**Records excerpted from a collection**

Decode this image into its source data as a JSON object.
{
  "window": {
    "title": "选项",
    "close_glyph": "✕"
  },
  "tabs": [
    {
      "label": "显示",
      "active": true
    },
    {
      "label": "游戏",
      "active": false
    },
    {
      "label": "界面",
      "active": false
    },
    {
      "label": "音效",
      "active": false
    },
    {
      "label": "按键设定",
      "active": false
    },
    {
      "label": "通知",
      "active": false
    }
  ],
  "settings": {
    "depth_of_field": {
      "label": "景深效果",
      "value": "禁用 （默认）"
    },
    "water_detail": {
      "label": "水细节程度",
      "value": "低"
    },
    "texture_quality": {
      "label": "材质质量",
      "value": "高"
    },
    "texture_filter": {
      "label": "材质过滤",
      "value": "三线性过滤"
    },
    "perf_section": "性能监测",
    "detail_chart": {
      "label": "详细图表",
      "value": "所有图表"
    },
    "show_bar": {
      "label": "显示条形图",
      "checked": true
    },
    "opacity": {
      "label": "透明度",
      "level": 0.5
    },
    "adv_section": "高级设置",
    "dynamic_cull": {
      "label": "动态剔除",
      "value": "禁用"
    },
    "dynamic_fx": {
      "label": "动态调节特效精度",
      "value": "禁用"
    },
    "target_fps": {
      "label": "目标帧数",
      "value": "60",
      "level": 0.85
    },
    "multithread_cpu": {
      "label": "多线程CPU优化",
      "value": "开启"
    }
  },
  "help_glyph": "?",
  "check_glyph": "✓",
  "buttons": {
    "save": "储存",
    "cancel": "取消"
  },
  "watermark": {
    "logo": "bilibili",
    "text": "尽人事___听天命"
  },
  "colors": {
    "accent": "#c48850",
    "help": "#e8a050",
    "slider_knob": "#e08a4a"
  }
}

**Objective**
Retype each record exactly, leaving nothing out.

**Final result**
Decode this image into its source data as a JSON object.
{
  "window": {
    "title": "选项",
    "close_glyph": "✕"
  },
  "tabs": [
    {
      "label": "显示",
      "active": true
    },
    {
      "label": "游戏",
      "active": false
    },
    {
      "label": "界面",
      "active": false
    },
    {
      "label": "音效",
      "active": false
    },
    {
      "label": "按键设定",
      "active": false
    },
    {
      "label": "通知",
      "active": false
    }
  ],
  "settings": {
    "depth_of_field": {
      "label": "景深效果",
      "value": "禁用 （默认）"
    },
    "water_detail": {
      "label": "水细节程度",
      "value": "低"
    },
    "texture_quality": {
      "label": "材质质量",
      "value": "高"
    },
    "texture_filter": {
      "label": "材质过滤",
      "value": "三线性过滤"
    },
    "perf_section": "性能监测",
    "detail_chart": {
      "label": "详细图表",
      "value": "所有图表"
    },
    "show_bar": {
      "label": "显示条形图",
      "checked": true
    },
    "opacity": {
      "label": "透明度",
      "level": 0.5
    },
    "adv_section": "高级设置",
    "dynamic_cull": {
      "label": "动态剔除",
      "value": "禁用"
    },
    "dynamic_fx": {
      "label": "动态调节特效精度",
      "value": "禁用"
    },
    "target_fps": {
      "label": "目标帧数",
      "value": "60",
      "level": 0.85
    },
    "multithread_cpu": {
      "label": "多线程CPU优化",
      "value": "开启"
    }
  },
  "help_glyph": "?",
  "check_glyph": "✓",
  "buttons": {
    "save": "储存",
    "cancel": "取消"
  },
  "watermark": {
    "logo": "bilibili",
    "text": "尽人事___听天命"
  },
  "colors": {
    "accent": "#c48850",
    "help": "#e8a050",
    "slider_knob": "#e08a4a"
  }
}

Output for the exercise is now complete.